Locate all lines with the word "Brennraum" and copy them out.

#####

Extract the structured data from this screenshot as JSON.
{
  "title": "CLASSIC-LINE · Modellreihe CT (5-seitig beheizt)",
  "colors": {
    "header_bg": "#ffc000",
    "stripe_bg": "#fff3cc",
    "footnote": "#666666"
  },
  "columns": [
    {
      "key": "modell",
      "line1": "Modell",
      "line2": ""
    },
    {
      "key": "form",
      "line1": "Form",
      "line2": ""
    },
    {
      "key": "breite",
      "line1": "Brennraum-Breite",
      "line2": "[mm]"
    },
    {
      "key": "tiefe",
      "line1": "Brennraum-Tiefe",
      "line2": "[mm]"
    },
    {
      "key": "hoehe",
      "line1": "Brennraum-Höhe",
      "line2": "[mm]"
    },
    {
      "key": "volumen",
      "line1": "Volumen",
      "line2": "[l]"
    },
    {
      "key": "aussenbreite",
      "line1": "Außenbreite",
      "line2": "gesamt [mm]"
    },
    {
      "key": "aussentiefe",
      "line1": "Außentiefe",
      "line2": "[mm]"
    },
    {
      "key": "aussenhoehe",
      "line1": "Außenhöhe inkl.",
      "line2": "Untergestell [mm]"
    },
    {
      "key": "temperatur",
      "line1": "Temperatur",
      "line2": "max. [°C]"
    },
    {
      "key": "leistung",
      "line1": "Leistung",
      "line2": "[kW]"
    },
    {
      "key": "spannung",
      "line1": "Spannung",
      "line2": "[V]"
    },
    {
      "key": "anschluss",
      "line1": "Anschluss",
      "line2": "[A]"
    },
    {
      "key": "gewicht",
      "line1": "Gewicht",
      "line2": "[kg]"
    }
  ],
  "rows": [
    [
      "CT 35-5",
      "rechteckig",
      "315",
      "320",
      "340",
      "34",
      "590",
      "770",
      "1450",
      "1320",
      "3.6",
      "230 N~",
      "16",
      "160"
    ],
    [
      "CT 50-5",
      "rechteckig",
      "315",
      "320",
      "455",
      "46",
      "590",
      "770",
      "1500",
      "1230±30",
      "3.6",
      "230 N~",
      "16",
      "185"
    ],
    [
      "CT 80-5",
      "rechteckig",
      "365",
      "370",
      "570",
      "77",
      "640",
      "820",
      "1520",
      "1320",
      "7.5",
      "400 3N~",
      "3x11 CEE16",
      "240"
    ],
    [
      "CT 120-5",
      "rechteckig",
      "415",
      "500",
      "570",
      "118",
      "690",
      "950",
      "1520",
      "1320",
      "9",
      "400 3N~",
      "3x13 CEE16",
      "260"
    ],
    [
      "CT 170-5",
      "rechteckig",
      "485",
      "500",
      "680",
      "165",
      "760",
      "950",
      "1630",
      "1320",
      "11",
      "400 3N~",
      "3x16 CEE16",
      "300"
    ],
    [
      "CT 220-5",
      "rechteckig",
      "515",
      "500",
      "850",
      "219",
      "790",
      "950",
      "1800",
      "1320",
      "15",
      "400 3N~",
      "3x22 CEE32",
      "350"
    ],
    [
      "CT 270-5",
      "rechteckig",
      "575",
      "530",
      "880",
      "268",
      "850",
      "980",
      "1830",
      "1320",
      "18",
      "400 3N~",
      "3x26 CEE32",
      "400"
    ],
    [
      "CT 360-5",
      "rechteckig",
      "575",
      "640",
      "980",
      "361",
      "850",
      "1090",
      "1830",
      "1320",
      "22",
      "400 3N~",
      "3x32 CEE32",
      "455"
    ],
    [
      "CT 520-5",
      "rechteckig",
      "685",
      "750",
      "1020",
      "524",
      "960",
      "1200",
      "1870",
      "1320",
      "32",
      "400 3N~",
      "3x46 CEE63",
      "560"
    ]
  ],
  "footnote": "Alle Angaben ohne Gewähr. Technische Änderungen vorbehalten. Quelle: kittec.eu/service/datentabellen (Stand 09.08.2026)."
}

#####

Task response:
      "line1": "Brennraum-Breite",
      "line1": "Brennraum-Tiefe",
      "line1": "Brennraum-Höhe",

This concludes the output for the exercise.